All of lore.kernel.org
 help / color / mirror / Atom feed
From: "Darrick J. Wong" <djwong@kernel.org>
To: Christoph Hellwig <hch@lst.de>, Dave Chinner <dchinner@redhat.com>
Cc: linux-xfs@vger.kernel.org, linux-fsdevel@vger.kernel.org,
	david@fromorbit.com, hch@infradead.org
Subject: [PATCH 15/14] fstest: regression test for writeback corruption bug
Date: Wed, 9 Nov 2022 10:22:50 -0800	[thread overview]
Message-ID: <Y2vv+tdWVEStVpaO@magnolia> (raw)
In-Reply-To: <166801774453.3992140.241667783932550826.stgit@magnolia>

From: Darrick J. Wong <djwong@kernel.org>

This is a regression test for a data corruption bug that existed in XFS'
copy on write code between 4.9 and 4.19.  The root cause is a
concurrency bug wherein we would drop ILOCK_SHARED after querying the
CoW fork in xfs_map_cow and retake it before querying the data fork in
xfs_map_blocks.  See the test description for a lot more details.

**DATA LINES**
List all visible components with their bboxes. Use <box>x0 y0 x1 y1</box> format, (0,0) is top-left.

**YOUR INSTRUCTIONS**
According to the patch email, between which kernel versions did the data corruption bug in the XFS copy-on-write code exist?

**EXERCISE ANSWER**
Between 4.9 and 4.19.